◆ What this task involves: Swap every "Sales Representative" in the listing below for "Sales Associate" and write out all the lines again with nothing else changed. Leave the pictures out.

Start of Working data

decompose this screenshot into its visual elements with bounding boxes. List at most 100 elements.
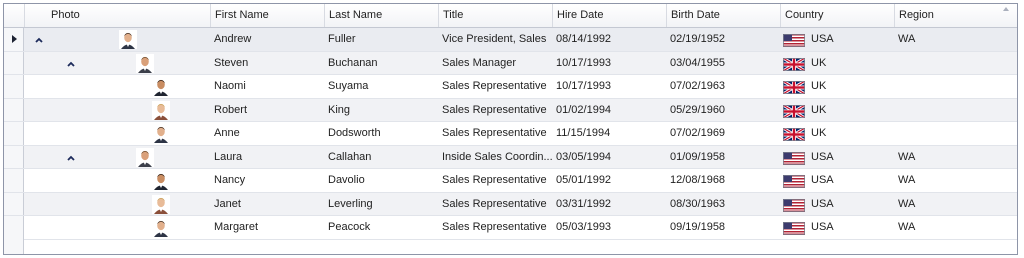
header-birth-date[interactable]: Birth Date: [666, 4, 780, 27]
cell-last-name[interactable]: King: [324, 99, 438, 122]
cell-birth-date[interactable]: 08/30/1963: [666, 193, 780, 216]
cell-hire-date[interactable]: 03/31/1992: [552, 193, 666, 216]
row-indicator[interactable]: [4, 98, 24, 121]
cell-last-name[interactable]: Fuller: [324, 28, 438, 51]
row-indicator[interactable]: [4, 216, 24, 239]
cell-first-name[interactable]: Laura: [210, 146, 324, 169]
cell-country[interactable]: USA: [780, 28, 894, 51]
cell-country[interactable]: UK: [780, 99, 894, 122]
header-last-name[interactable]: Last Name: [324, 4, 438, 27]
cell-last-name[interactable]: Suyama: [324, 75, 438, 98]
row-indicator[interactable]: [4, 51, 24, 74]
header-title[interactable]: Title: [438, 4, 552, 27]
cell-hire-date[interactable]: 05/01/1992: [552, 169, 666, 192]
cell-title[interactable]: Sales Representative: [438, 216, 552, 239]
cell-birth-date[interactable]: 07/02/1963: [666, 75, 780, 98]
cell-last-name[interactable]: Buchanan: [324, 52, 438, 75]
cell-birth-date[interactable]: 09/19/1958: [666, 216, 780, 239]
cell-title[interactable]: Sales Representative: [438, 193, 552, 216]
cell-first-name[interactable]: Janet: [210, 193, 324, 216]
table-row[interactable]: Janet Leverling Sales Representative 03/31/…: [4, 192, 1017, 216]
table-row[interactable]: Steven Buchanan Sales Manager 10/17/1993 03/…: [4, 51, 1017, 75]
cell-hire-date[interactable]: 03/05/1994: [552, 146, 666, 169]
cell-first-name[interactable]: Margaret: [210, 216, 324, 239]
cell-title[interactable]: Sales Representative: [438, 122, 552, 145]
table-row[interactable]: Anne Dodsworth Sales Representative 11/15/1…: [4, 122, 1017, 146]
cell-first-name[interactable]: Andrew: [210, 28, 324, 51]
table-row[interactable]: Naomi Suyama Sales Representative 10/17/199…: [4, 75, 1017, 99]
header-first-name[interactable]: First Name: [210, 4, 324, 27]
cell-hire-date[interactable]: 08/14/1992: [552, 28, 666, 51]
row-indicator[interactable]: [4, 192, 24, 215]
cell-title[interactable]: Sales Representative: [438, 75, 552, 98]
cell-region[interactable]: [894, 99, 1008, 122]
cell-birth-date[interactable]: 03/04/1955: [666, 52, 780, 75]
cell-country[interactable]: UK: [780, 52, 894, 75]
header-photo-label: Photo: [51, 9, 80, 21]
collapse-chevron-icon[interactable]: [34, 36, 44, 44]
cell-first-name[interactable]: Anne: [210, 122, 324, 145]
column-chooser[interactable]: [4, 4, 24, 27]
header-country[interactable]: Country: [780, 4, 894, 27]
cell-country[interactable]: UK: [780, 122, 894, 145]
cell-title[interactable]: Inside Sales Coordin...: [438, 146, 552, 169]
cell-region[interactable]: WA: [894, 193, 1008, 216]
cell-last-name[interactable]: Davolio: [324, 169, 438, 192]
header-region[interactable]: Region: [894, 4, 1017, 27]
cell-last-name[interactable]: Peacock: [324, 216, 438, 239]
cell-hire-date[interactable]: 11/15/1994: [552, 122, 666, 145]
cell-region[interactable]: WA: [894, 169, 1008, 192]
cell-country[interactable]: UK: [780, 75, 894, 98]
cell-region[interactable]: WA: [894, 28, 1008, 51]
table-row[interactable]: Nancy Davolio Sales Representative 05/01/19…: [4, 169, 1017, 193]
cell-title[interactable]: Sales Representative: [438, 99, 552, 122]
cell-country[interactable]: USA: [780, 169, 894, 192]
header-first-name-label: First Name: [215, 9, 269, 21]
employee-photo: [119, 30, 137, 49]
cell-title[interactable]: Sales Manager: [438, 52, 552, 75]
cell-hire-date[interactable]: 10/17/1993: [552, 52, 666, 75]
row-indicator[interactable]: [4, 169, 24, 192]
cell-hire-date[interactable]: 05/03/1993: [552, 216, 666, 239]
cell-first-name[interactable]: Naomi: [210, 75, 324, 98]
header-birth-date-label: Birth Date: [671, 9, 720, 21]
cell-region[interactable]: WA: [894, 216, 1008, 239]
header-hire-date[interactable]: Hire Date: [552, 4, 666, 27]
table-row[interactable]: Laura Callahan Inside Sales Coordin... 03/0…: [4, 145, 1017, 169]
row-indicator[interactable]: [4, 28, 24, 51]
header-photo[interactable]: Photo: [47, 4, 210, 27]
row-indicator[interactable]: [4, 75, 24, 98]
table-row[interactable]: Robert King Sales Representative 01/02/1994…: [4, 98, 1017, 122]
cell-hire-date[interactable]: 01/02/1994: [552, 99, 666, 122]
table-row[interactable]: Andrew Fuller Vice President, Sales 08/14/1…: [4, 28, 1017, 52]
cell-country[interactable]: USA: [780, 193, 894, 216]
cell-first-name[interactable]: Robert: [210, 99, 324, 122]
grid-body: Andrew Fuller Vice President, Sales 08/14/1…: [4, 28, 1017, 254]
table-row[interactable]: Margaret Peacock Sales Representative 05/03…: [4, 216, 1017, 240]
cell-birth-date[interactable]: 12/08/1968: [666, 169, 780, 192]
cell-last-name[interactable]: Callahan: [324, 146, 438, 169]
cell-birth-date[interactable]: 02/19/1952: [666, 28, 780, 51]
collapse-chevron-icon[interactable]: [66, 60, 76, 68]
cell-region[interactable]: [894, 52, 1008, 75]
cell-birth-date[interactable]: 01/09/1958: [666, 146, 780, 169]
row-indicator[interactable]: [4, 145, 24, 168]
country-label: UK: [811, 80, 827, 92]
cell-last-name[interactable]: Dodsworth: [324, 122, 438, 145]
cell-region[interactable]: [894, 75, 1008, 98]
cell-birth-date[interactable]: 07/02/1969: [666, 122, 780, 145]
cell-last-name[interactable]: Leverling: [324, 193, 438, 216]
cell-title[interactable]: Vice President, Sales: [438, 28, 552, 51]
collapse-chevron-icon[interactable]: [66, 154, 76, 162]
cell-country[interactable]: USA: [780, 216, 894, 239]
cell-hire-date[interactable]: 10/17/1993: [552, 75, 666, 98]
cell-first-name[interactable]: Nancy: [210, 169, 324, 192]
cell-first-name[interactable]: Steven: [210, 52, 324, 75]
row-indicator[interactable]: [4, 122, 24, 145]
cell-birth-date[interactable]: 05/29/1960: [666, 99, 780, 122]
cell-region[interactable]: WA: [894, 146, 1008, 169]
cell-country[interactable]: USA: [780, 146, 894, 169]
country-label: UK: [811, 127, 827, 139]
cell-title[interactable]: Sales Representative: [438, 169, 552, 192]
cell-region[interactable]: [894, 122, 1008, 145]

End of Working data

◆ In response:
decompose this screenshot into its visual elements with bounding boxes. List at most 100 elements.
header-birth-date[interactable]: Birth Date: [666, 4, 780, 27]
cell-last-name[interactable]: King: [324, 99, 438, 122]
cell-birth-date[interactable]: 08/30/1963: [666, 193, 780, 216]
cell-hire-date[interactable]: 03/31/1992: [552, 193, 666, 216]
row-indicator[interactable]: [4, 98, 24, 121]
cell-last-name[interactable]: Fuller: [324, 28, 438, 51]
row-indicator[interactable]: [4, 216, 24, 239]
cell-first-name[interactable]: Laura: [210, 146, 324, 169]
cell-country[interactable]: USA: [780, 28, 894, 51]
cell-country[interactable]: UK: [780, 99, 894, 122]
header-last-name[interactable]: Last Name: [324, 4, 438, 27]
cell-last-name[interactable]: Suyama: [324, 75, 438, 98]
row-indicator[interactable]: [4, 51, 24, 74]
header-title[interactable]: Title: [438, 4, 552, 27]
cell-hire-date[interactable]: 05/01/1992: [552, 169, 666, 192]
cell-title[interactable]: Sales Associate: [438, 216, 552, 239]
cell-birth-date[interactable]: 07/02/1963: [666, 75, 780, 98]
cell-last-name[interactable]: Buchanan: [324, 52, 438, 75]
cell-birth-date[interactable]: 09/19/1958: [666, 216, 780, 239]
cell-title[interactable]: Sales Associate: [438, 193, 552, 216]
cell-first-name[interactable]: Janet: [210, 193, 324, 216]
table-row[interactable]: Janet Leverling Sales Associate 03/31/…: [4, 192, 1017, 216]
table-row[interactable]: Steven Buchanan Sales Manager 10/17/1993 03/…: [4, 51, 1017, 75]
cell-hire-date[interactable]: 03/05/1994: [552, 146, 666, 169]
cell-first-name[interactable]: Margaret: [210, 216, 324, 239]
cell-title[interactable]: Sales Associate: [438, 122, 552, 145]
table-row[interactable]: Anne Dodsworth Sales Associate 11/15/1…: [4, 122, 1017, 146]
cell-first-name[interactable]: Andrew: [210, 28, 324, 51]
table-row[interactable]: Naomi Suyama Sales Associate 10/17/199…: [4, 75, 1017, 99]
header-first-name[interactable]: First Name: [210, 4, 324, 27]
cell-hire-date[interactable]: 08/14/1992: [552, 28, 666, 51]
row-indicator[interactable]: [4, 192, 24, 215]
cell-title[interactable]: Sales Associate: [438, 75, 552, 98]
cell-region[interactable]: [894, 99, 1008, 122]
cell-birth-date[interactable]: 03/04/1955: [666, 52, 780, 75]
cell-country[interactable]: UK: [780, 52, 894, 75]
header-photo-label: Photo: [51, 9, 80, 21]
collapse-chevron-icon[interactable]: [34, 36, 44, 44]
cell-first-name[interactable]: Anne: [210, 122, 324, 145]
column-chooser[interactable]: [4, 4, 24, 27]
header-country[interactable]: Country: [780, 4, 894, 27]
cell-country[interactable]: UK: [780, 122, 894, 145]
cell-title[interactable]: Inside Sales Coordin...: [438, 146, 552, 169]
cell-region[interactable]: WA: [894, 193, 1008, 216]
cell-last-name[interactable]: Davolio: [324, 169, 438, 192]
header-region[interactable]: Region: [894, 4, 1017, 27]
cell-last-name[interactable]: Peacock: [324, 216, 438, 239]
cell-hire-date[interactable]: 11/15/1994: [552, 122, 666, 145]
cell-region[interactable]: WA: [894, 169, 1008, 192]
cell-country[interactable]: UK: [780, 75, 894, 98]
cell-region[interactable]: WA: [894, 28, 1008, 51]
table-row[interactable]: Nancy Davolio Sales Associate 05/01/19…: [4, 169, 1017, 193]
cell-title[interactable]: Sales Associate: [438, 99, 552, 122]
cell-country[interactable]: USA: [780, 169, 894, 192]
header-first-name-label: First Name: [215, 9, 269, 21]
employee-photo: [119, 30, 137, 49]
cell-title[interactable]: Sales Manager: [438, 52, 552, 75]
cell-hire-date[interactable]: 10/17/1993: [552, 52, 666, 75]
row-indicator[interactable]: [4, 169, 24, 192]
cell-hire-date[interactable]: 05/03/1993: [552, 216, 666, 239]
cell-first-name[interactable]: Naomi: [210, 75, 324, 98]
header-birth-date-label: Birth Date: [671, 9, 720, 21]
cell-region[interactable]: WA: [894, 216, 1008, 239]
header-hire-date[interactable]: Hire Date: [552, 4, 666, 27]
table-row[interactable]: Laura Callahan Inside Sales Coordin... 03/0…: [4, 145, 1017, 169]
row-indicator[interactable]: [4, 28, 24, 51]
header-photo[interactable]: Photo: [47, 4, 210, 27]
row-indicator[interactable]: [4, 75, 24, 98]
table-row[interactable]: Robert King Sales Associate 01/02/1994…: [4, 98, 1017, 122]
cell-hire-date[interactable]: 01/02/1994: [552, 99, 666, 122]
table-row[interactable]: Andrew Fuller Vice President, Sales 08/14/1…: [4, 28, 1017, 52]
cell-country[interactable]: USA: [780, 193, 894, 216]
cell-first-name[interactable]: Robert: [210, 99, 324, 122]
grid-body: Andrew Fuller Vice President, Sales 08/14/1…: [4, 28, 1017, 254]
table-row[interactable]: Margaret Peacock Sales Associate 05/03…: [4, 216, 1017, 240]
cell-birth-date[interactable]: 12/08/1968: [666, 169, 780, 192]
cell-last-name[interactable]: Callahan: [324, 146, 438, 169]
cell-birth-date[interactable]: 02/19/1952: [666, 28, 780, 51]
collapse-chevron-icon[interactable]: [66, 60, 76, 68]
cell-region[interactable]: [894, 52, 1008, 75]
cell-birth-date[interactable]: 01/09/1958: [666, 146, 780, 169]
row-indicator[interactable]: [4, 145, 24, 168]
country-label: UK: [811, 80, 827, 92]
cell-last-name[interactable]: Dodsworth: [324, 122, 438, 145]
cell-region[interactable]: [894, 75, 1008, 98]
cell-birth-date[interactable]: 07/02/1969: [666, 122, 780, 145]
cell-last-name[interactable]: Leverling: [324, 193, 438, 216]
cell-title[interactable]: Vice President, Sales: [438, 28, 552, 51]
collapse-chevron-icon[interactable]: [66, 154, 76, 162]
cell-country[interactable]: USA: [780, 216, 894, 239]
cell-hire-date[interactable]: 10/17/1993: [552, 75, 666, 98]
cell-first-name[interactable]: Nancy: [210, 169, 324, 192]
cell-first-name[interactable]: Steven: [210, 52, 324, 75]
row-indicator[interactable]: [4, 122, 24, 145]
cell-birth-date[interactable]: 05/29/1960: [666, 99, 780, 122]
cell-region[interactable]: WA: [894, 146, 1008, 169]
cell-country[interactable]: USA: [780, 146, 894, 169]
country-label: UK: [811, 127, 827, 139]
cell-title[interactable]: Sales Associate: [438, 169, 552, 192]
cell-region[interactable]: [894, 122, 1008, 145]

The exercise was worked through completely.